Texte proposé:

20Son premier réflexe en tant qu’intellectuelle est donc une vigoureuse et inlassable charge contre les relents du stalinisme. Elle demande également, comme d’autres avant elle (L.Althusser par exemple, J. Elleinstein aussi) un examen général du passé et que le Parti rompt avec ses volontés de secret ou de continuation dans la même voie sous des prétextes d’action et d’urgence ou sous le prétexte menaçant des campagnes anticommunistes. Car, pour Hélène Parmelin comme pour Elleinstein, le Parti communiste français serait malade du stalinisme même s’il se déclare en parfaite santé idéologique, et en cohésion accomplie de pensée avec la « classe ouvrière » et les autres « travailleurs ». Quelles que soient les formes que le stalinisme prend, quelles que soient les dénonciations ponctuelles, quelles que soient les apparitions-miracles de la vérité surgissant ici ou là à point nommé, le Parti communiste ne s’est pas déstalinisé, et il le sait : « Ce parti est en train lui-même de se fabriquer un rocher de Sisyphe susceptible de l’écraser. Tout enrobé de ce stalinisme mi-figue mi-raisin, dont la survivance empoisonne même si on le dilue dans quelque liquide que ce soit de dénonciation affectueuse ou de condamnations résolues d’une seule vaguelette de l’océan coupable. » (LLC !, p. 26)

21Mais, comme le souligne habilement H. Parmelin, si le Parti communiste ne représentait que cela, si tous les communistes étaient des staliniens, si l’idéologie dont ils se réclament restait profondément marquée par le stalinisme qu’elle a enfanté, les contestataires de tous bords et de tous métiers n’abandonneraient pas leurs activités habituelles pour dire, chacun à leur manière, une vérité multiple. C’est par conséquent de l’intérieur du PCF tel qu’il est, mais sans aveuglement et sans généralisation forcenée des méfaits du stalinisme sur toute idéologie, qu’H. Parmelin a décidé de dénoncer les avatars du stalinisme de l’extrême fin des années 70. Et ces méfaits à en croire cet auteur sont plus graves encore qu’hier, plus dangereux, car désormais c’est sciemment que les communistes français s’acharnent à socialiser le soviétisme; sciemment que, par des « arguties de prêcheurs » (LLC !, p. 35-36), ils prennent sa défense et s’isolent du même coup de leurs alliés d’hier en France (les socialistes). C’est donc sciemment que les communistes français pratiquent le stalinisme à la française, « que nous nous enfermons dans le ghetto des idées ».

[Relevés de mise en page]
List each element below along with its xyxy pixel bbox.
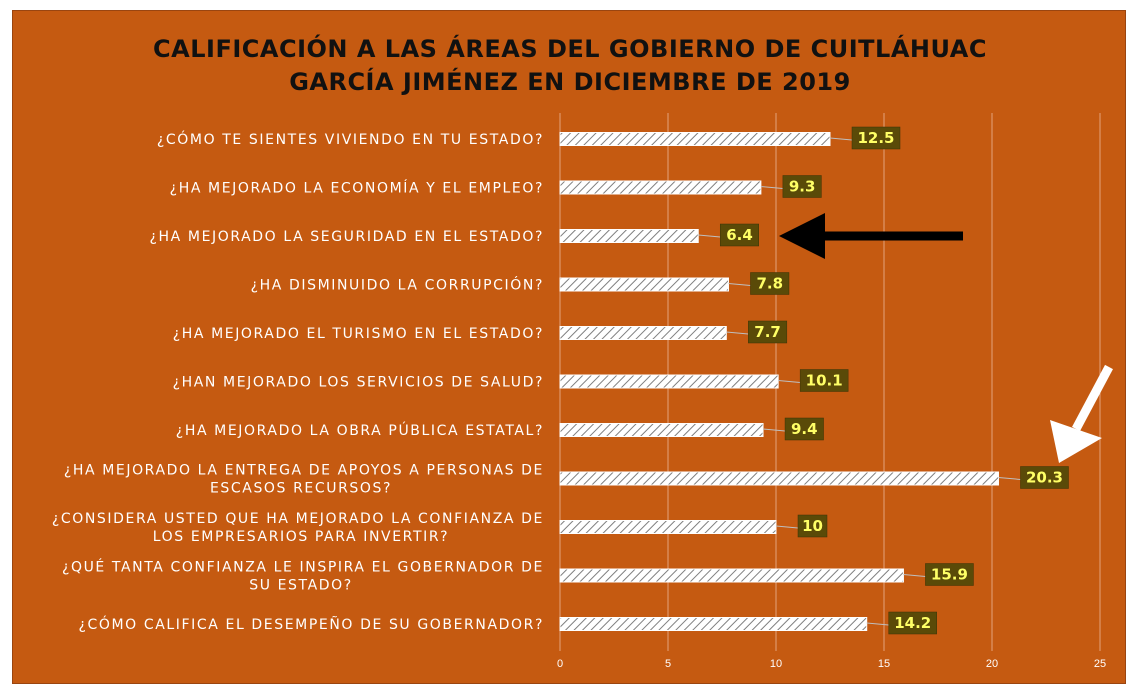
bar xyxy=(559,471,999,486)
x-tick-label: 20 xyxy=(986,658,998,670)
chart-title-line-1: CALIFICACIÓN A LAS ÁREAS DEL GOBIERNO DE… xyxy=(153,35,987,63)
data-label-leader xyxy=(998,477,1021,480)
bar xyxy=(559,277,729,292)
x-tick-label: 15 xyxy=(878,658,890,670)
bar xyxy=(559,423,764,437)
data-label-box xyxy=(888,611,937,635)
data-label: 7.8 xyxy=(756,275,783,293)
data-label-leader xyxy=(728,283,751,286)
bar xyxy=(559,374,779,389)
category-label: LOS EMPRESARIOS PARA INVERTIR? xyxy=(153,529,449,545)
category-label: ¿HA MEJORADO LA ENTREGA DE APOYOS A PERS… xyxy=(64,463,544,479)
data-label-box xyxy=(782,175,822,198)
data-label-leader xyxy=(762,428,786,432)
data-label: 20.3 xyxy=(1026,469,1063,487)
data-label-leader xyxy=(829,137,853,141)
arrow-shaft xyxy=(1072,364,1113,432)
data-label: 14.2 xyxy=(894,614,931,632)
category-label: ¿CONSIDERA USTED QUE HA MEJORADO LA CONF… xyxy=(52,511,544,527)
x-tick-label: 5 xyxy=(665,658,671,670)
data-label-box xyxy=(797,514,828,538)
bar xyxy=(559,617,868,631)
data-label-box xyxy=(851,126,901,150)
data-label-leader xyxy=(775,525,799,529)
category-label: ¿HA DISMINUIDO LA CORRUPCIÓN? xyxy=(251,276,544,294)
chart-title-line-2: GARCÍA JIMÉNEZ EN DICIEMBRE DE 2019 xyxy=(289,68,851,96)
bar-chart: 0 5 10 15 20 25 12.5 9.3 6.4 7.8 7.7 10.1 9.4 20.3 10… xyxy=(52,113,1113,670)
data-label: 9.4 xyxy=(791,420,818,438)
bar xyxy=(559,229,699,243)
data-label-box xyxy=(925,563,974,586)
data-label: 9.3 xyxy=(789,178,816,196)
black-arrow-head xyxy=(779,213,825,259)
data-label: 10.1 xyxy=(806,372,843,390)
data-label: 6.4 xyxy=(726,226,753,244)
data-label-leader xyxy=(903,574,926,577)
category-label: ¿HA MEJORADO LA OBRA PÚBLICA ESTATAL? xyxy=(176,421,544,439)
bar xyxy=(559,326,727,340)
category-label: ¿HA MEJORADO EL TURISMO EN EL ESTADO? xyxy=(173,326,544,342)
bar xyxy=(559,180,762,195)
data-label: 10 xyxy=(802,517,823,535)
data-label-box xyxy=(799,369,849,392)
data-label: 15.9 xyxy=(931,566,968,584)
data-label-box xyxy=(750,272,790,295)
chart-title: CALIFICACIÓN A LAS ÁREAS DEL GOBIERNO DE… xyxy=(13,33,1127,99)
data-label-box xyxy=(719,223,759,247)
white-arrow-head xyxy=(1050,420,1102,463)
x-tick-label: 0 xyxy=(557,658,563,670)
data-label-leader xyxy=(698,234,721,238)
x-tick-label: 10 xyxy=(770,658,782,670)
data-label-box xyxy=(1020,466,1069,489)
category-label: ESCASOS RECURSOS? xyxy=(210,481,392,497)
chart-frame: CALIFICACIÓN A LAS ÁREAS DEL GOBIERNO DE… xyxy=(12,10,1126,684)
bar xyxy=(559,132,831,146)
x-tick-label: 25 xyxy=(1094,658,1106,670)
category-label: ¿QUÉ TANTA CONFIANZA LE INSPIRA EL GOBER… xyxy=(62,559,544,576)
data-label: 7.7 xyxy=(754,323,781,341)
data-label-box xyxy=(784,417,824,441)
data-label-leader xyxy=(866,622,889,626)
data-label-leader xyxy=(778,380,801,383)
data-label-leader xyxy=(726,331,749,335)
category-label: ¿CÓMO TE SIENTES VIVIENDO EN TU ESTADO? xyxy=(157,130,544,148)
data-label: 12.5 xyxy=(857,129,894,147)
bar xyxy=(559,568,904,583)
category-label: ¿HAN MEJORADO LOS SERVICIOS DE SALUD? xyxy=(173,375,544,391)
category-label: SU ESTADO? xyxy=(249,578,353,594)
data-label-leader xyxy=(760,186,783,189)
category-label: ¿CÓMO CALIFICA EL DESEMPEÑO DE SU GOBERN… xyxy=(78,615,544,633)
category-label: ¿HA MEJORADO LA ECONOMÍA Y EL EMPLEO? xyxy=(170,180,544,197)
data-label-box xyxy=(748,320,788,344)
category-label: ¿HA MEJORADO LA SEGURIDAD EN EL ESTADO? xyxy=(150,229,545,245)
bar xyxy=(559,520,777,534)
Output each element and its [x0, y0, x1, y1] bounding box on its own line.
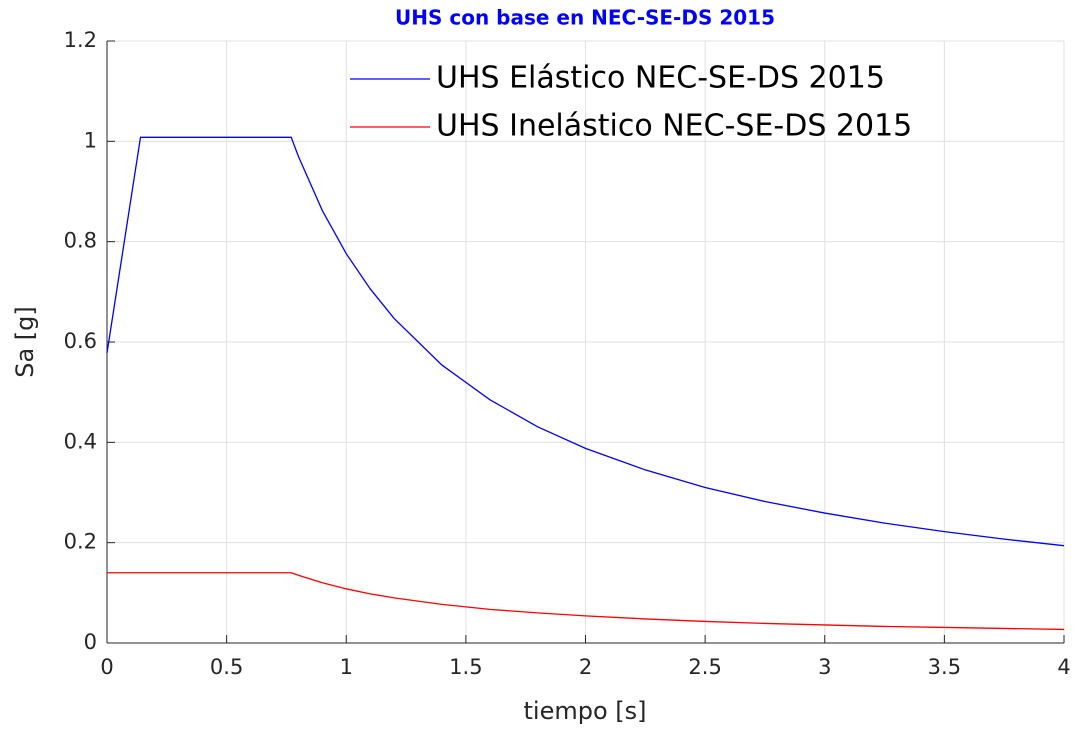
y-tick-label: 0.6	[64, 329, 97, 353]
x-tick-label: 4	[1057, 655, 1070, 679]
legend-label: UHS Inelástico NEC-SE-DS 2015	[436, 109, 912, 144]
x-tick-label: 0.5	[210, 655, 243, 679]
y-axis-label: Sa [g]	[11, 306, 39, 378]
y-tick-label: 0	[84, 630, 97, 654]
x-tick-label: 3	[818, 655, 831, 679]
y-tick-label: 1.2	[64, 28, 97, 52]
x-tick-label: 1	[340, 655, 353, 679]
legend-label: UHS Elástico NEC-SE-DS 2015	[436, 61, 885, 96]
y-tick-label: 1	[84, 128, 97, 152]
y-tick-label: 0.2	[64, 530, 97, 554]
x-tick-label: 1.5	[449, 655, 482, 679]
x-tick-label: 3.5	[928, 655, 961, 679]
x-tick-label: 2	[579, 655, 592, 679]
chart-title: UHS con base en NEC-SE-DS 2015	[395, 6, 775, 30]
series-line	[106, 136, 1065, 547]
x-axis-label: tiempo [s]	[524, 697, 647, 725]
series-line	[107, 572, 1065, 631]
y-tick-label: 0.8	[64, 229, 97, 253]
x-tick-label: 2.5	[688, 655, 721, 679]
x-tick-label: 0	[100, 655, 113, 679]
y-tick-label: 0.4	[64, 429, 97, 453]
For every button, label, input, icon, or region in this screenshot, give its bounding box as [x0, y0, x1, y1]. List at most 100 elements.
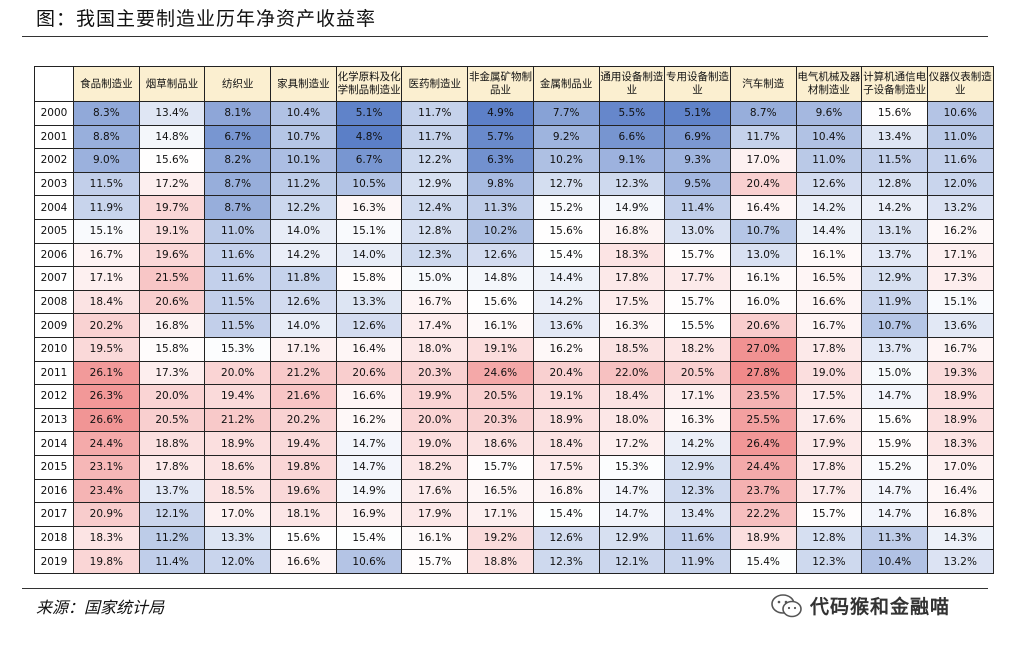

Consignes:
a) Dites si chacune de ces affirmations est conforme au texte proposé, en répondant oui ou non et en citant mot pour mot le passage qui tranche : (i) pour Hélène Parmelin, le Parti communiste s'est déstalinisé ; (ii) L. Althusser figure parmi ceux qui, avant elle, ont demandé un examen général du passé ; (iii) selon cet auteur, les méfaits du stalinisme de la fin des années 70 sont moins graves qu'hier.
b) Présentez en liste numérotée, sans les lignes vides, les lignes du listing en partant de celle qui contient « 329, 97, 353] » et en allant jusqu'à celle qui contient « 28, 97, 52] », les deux incluses.

Réponses dans l'ordre:
a)
(i) Non : « le Parti communiste ne s’est pas déstalinisé, et il le sait »
(ii) Oui : « comme d’autres avant elle (L.Althusser par exemple, J. Elleinstein aussi) »
(iii) Non : « ces méfaits à en croire cet auteur sont plus graves encore qu’hier, plus dangereux »

b)
1. y-tick-label: 0.6	[64, 329, 97, 353]
2. x-tick-label: 4	[1057, 655, 1070, 679]
3. legend-label: UHS Inelástico NEC-SE-DS 2015	[436, 109, 912, 144]
4. x-tick-label: 0.5	[210, 655, 243, 679]
5. y-axis-label: Sa [g]	[11, 306, 39, 378]
6. y-tick-label: 0	[84, 630, 97, 654]
7. x-tick-label: 3	[818, 655, 831, 679]
8. y-tick-label: 1.2	[64, 28, 97, 52]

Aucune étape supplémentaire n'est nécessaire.